■ Task statement ■
The answer is one number: how many lines hold the string "COVID".

Source data:
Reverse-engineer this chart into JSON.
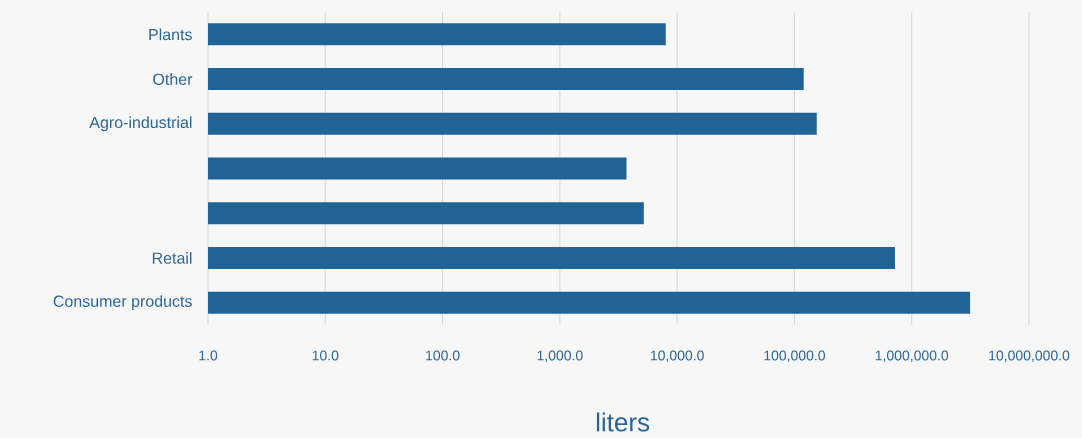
{
  "chart_data": {
    "type": "bar",
    "orientation": "horizontal",
    "log": "x",
    "grid": "x",
    "xlabel": "liters",
    "color": "#1f6397",
    "categories": [
      "Plants",
      "Other",
      "Agro-industrial",
      null,
      null,
      "Retail",
      "Consumer products"
    ],
    "values": [
      8000,
      120000,
      155000,
      3700,
      5200,
      720000,
      3150000
    ],
    "xlim": [
      1,
      10000000
    ],
    "xticks": [
      {
        "value": 1,
        "label": "1.0"
      },
      {
        "value": 10,
        "label": "10.0"
      },
      {
        "value": 100,
        "label": "100.0"
      },
      {
        "value": 1000,
        "label": "1,000.0"
      },
      {
        "value": 10000,
        "label": "10,000.0"
      },
      {
        "value": 100000,
        "label": "100,000.0"
      },
      {
        "value": 1000000,
        "label": "1,000,000.0"
      },
      {
        "value": 10000000,
        "label": "10,000,000.0"
      }
    ]
  }
}
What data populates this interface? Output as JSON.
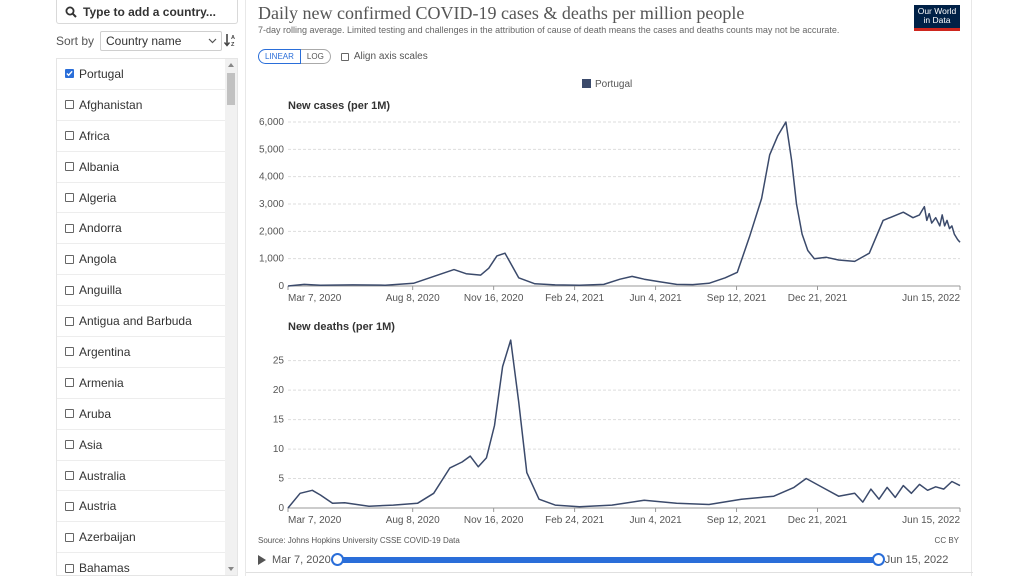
{
  "sidebar": {
    "search_placeholder": "Type to add a country...",
    "sort_label": "Sort by",
    "sort_value": "Country name",
    "countries": [
      {
        "name": "Portugal",
        "checked": true
      },
      {
        "name": "Afghanistan",
        "checked": false
      },
      {
        "name": "Africa",
        "checked": false
      },
      {
        "name": "Albania",
        "checked": false
      },
      {
        "name": "Algeria",
        "checked": false
      },
      {
        "name": "Andorra",
        "checked": false
      },
      {
        "name": "Angola",
        "checked": false
      },
      {
        "name": "Anguilla",
        "checked": false
      },
      {
        "name": "Antigua and Barbuda",
        "checked": false
      },
      {
        "name": "Argentina",
        "checked": false
      },
      {
        "name": "Armenia",
        "checked": false
      },
      {
        "name": "Aruba",
        "checked": false
      },
      {
        "name": "Asia",
        "checked": false
      },
      {
        "name": "Australia",
        "checked": false
      },
      {
        "name": "Austria",
        "checked": false
      },
      {
        "name": "Azerbaijan",
        "checked": false
      },
      {
        "name": "Bahamas",
        "checked": false
      }
    ]
  },
  "header": {
    "title": "Daily new confirmed COVID-19 cases & deaths per million people",
    "subtitle": "7-day rolling average. Limited testing and challenges in the attribution of cause of death means the cases and deaths counts may not be accurate.",
    "logo_line1": "Our World",
    "logo_line2": "in Data"
  },
  "controls": {
    "linear_label": "LINEAR",
    "log_label": "LOG",
    "align_label": "Align axis scales"
  },
  "footer": {
    "source": "Source: Johns Hopkins University CSSE COVID-19 Data",
    "license": "CC BY",
    "start_date": "Mar 7, 2020",
    "end_date": "Jun 15, 2022"
  },
  "colors": {
    "series": "#3b4a6b",
    "accent": "#2a6ed9",
    "grid": "#dddddd"
  },
  "chart_data": [
    {
      "type": "line",
      "title": "New cases (per 1M)",
      "legend": [
        "Portugal"
      ],
      "x_ticks": [
        "Mar 7, 2020",
        "Aug 8, 2020",
        "Nov 16, 2020",
        "Feb 24, 2021",
        "Jun 4, 2021",
        "Sep 12, 2021",
        "Dec 21, 2021",
        "Jun 15, 2022"
      ],
      "y_ticks": [
        "0",
        "1,000",
        "2,000",
        "3,000",
        "4,000",
        "5,000",
        "6,000"
      ],
      "ylim": [
        0,
        6000
      ],
      "x_range_days": [
        0,
        830
      ],
      "series": [
        {
          "name": "Portugal",
          "x": [
            0,
            20,
            40,
            80,
            120,
            155,
            175,
            190,
            205,
            220,
            238,
            248,
            258,
            268,
            285,
            305,
            330,
            360,
            390,
            410,
            425,
            440,
            460,
            480,
            500,
            520,
            540,
            555,
            570,
            585,
            595,
            605,
            615,
            622,
            628,
            635,
            642,
            650,
            665,
            680,
            700,
            718,
            735,
            760,
            772,
            780,
            783,
            786,
            789,
            792,
            795,
            800,
            805,
            808,
            811,
            814,
            817,
            820,
            823,
            827,
            830
          ],
          "values": [
            0,
            60,
            30,
            40,
            30,
            100,
            300,
            450,
            600,
            450,
            400,
            650,
            1100,
            1200,
            300,
            80,
            40,
            30,
            60,
            250,
            350,
            250,
            150,
            60,
            50,
            100,
            300,
            500,
            1800,
            3200,
            4800,
            5500,
            6000,
            4600,
            3000,
            1900,
            1300,
            1000,
            1050,
            950,
            900,
            1200,
            2400,
            2700,
            2500,
            2600,
            2750,
            2900,
            2400,
            2650,
            2300,
            2500,
            2200,
            2600,
            2200,
            2400,
            2100,
            2200,
            1900,
            1700,
            1600
          ]
        }
      ]
    },
    {
      "type": "line",
      "title": "New deaths (per 1M)",
      "legend": [
        "Portugal"
      ],
      "x_ticks": [
        "Mar 7, 2020",
        "Aug 8, 2020",
        "Nov 16, 2020",
        "Feb 24, 2021",
        "Jun 4, 2021",
        "Sep 12, 2021",
        "Dec 21, 2021",
        "Jun 15, 2022"
      ],
      "y_ticks": [
        "0",
        "5",
        "10",
        "15",
        "20",
        "25"
      ],
      "ylim": [
        0,
        28
      ],
      "x_range_days": [
        0,
        830
      ],
      "series": [
        {
          "name": "Portugal",
          "x": [
            0,
            15,
            30,
            40,
            55,
            70,
            85,
            100,
            130,
            160,
            180,
            200,
            215,
            225,
            235,
            245,
            255,
            265,
            275,
            285,
            295,
            310,
            330,
            360,
            400,
            440,
            480,
            520,
            560,
            600,
            625,
            640,
            660,
            680,
            700,
            710,
            720,
            730,
            740,
            750,
            760,
            770,
            780,
            790,
            800,
            810,
            820,
            830
          ],
          "values": [
            0,
            2.5,
            3.0,
            2.2,
            0.8,
            0.9,
            0.6,
            0.3,
            0.5,
            0.8,
            2.5,
            6.8,
            7.8,
            8.8,
            7.0,
            8.5,
            14,
            24,
            28.5,
            18,
            6.0,
            1.5,
            0.5,
            0.2,
            0.5,
            1.3,
            0.8,
            0.6,
            1.5,
            2.0,
            3.5,
            5.0,
            3.5,
            2.0,
            2.5,
            1.0,
            3.2,
            1.5,
            3.5,
            1.8,
            3.8,
            2.5,
            4.0,
            3.0,
            3.6,
            3.2,
            4.5,
            3.8
          ]
        }
      ]
    }
  ]
}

■ Solved problem ■
2